**Data shown**.
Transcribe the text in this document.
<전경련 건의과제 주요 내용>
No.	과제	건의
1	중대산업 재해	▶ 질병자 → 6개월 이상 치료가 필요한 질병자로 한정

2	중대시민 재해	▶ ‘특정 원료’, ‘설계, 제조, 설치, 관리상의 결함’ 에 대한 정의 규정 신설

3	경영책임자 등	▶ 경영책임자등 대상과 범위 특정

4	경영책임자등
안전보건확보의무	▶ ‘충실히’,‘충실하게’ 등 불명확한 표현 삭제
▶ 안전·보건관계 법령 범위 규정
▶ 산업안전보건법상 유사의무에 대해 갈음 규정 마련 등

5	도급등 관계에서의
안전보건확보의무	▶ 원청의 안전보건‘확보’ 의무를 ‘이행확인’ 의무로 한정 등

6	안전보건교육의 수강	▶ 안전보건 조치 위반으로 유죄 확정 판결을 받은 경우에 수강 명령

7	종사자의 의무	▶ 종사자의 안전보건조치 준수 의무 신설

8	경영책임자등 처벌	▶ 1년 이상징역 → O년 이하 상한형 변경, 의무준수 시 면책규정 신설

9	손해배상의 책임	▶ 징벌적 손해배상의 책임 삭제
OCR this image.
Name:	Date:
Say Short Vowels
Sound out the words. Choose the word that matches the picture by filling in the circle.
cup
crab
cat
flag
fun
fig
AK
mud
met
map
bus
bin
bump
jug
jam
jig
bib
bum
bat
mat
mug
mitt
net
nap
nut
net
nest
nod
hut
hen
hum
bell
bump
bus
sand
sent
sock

**Exercise prompt**. Locate the word "경영책임자등" in the data above. Copy every line carrying it.

**Worked solution**.
3	경영책임자 등	▶ 경영책임자등 대상과 범위 특정
4	경영책임자등
8	경영책임자등 처벌	▶ 1년 이상징역 → O년 이하 상한형 변경, 의무준수 시 면책규정 신설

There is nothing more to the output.